**Exercise requirements:** From the listing below, return each line that includes "JSON".

* Start *

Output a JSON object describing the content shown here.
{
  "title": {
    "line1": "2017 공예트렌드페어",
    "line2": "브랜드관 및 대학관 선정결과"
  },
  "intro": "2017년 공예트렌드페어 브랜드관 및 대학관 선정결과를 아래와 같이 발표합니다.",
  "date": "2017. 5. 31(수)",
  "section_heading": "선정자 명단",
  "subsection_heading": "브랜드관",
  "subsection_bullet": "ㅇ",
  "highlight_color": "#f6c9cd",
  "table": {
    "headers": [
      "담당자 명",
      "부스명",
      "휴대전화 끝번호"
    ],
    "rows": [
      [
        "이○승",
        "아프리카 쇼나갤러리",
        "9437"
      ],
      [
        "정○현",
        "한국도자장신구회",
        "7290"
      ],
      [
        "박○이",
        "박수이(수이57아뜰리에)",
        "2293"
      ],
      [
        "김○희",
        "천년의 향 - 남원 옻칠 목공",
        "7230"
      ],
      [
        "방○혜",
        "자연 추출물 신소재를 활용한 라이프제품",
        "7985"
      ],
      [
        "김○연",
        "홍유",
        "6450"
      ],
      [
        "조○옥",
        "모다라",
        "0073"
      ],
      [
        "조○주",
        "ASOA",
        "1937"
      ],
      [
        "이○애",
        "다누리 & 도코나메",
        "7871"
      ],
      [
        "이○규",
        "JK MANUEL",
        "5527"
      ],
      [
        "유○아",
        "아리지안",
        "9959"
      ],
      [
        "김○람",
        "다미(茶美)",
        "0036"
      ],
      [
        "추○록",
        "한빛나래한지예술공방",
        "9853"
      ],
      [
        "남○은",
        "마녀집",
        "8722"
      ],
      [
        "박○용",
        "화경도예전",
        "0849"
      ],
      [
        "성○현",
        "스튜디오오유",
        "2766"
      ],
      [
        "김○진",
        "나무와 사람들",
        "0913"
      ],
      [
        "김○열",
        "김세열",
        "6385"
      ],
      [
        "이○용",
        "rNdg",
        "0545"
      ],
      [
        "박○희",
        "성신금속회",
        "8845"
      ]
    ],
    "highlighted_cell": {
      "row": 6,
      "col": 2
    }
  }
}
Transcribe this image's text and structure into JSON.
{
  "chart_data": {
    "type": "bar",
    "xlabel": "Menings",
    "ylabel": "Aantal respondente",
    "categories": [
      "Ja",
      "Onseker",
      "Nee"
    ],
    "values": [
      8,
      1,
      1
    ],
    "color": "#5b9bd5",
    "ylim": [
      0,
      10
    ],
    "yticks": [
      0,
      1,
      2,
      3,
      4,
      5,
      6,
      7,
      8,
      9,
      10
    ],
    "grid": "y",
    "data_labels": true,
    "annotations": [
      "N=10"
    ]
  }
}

* End *

**Output below:**
Output a JSON object describing the content shown here.
Transcribe this image's text and structure into JSON.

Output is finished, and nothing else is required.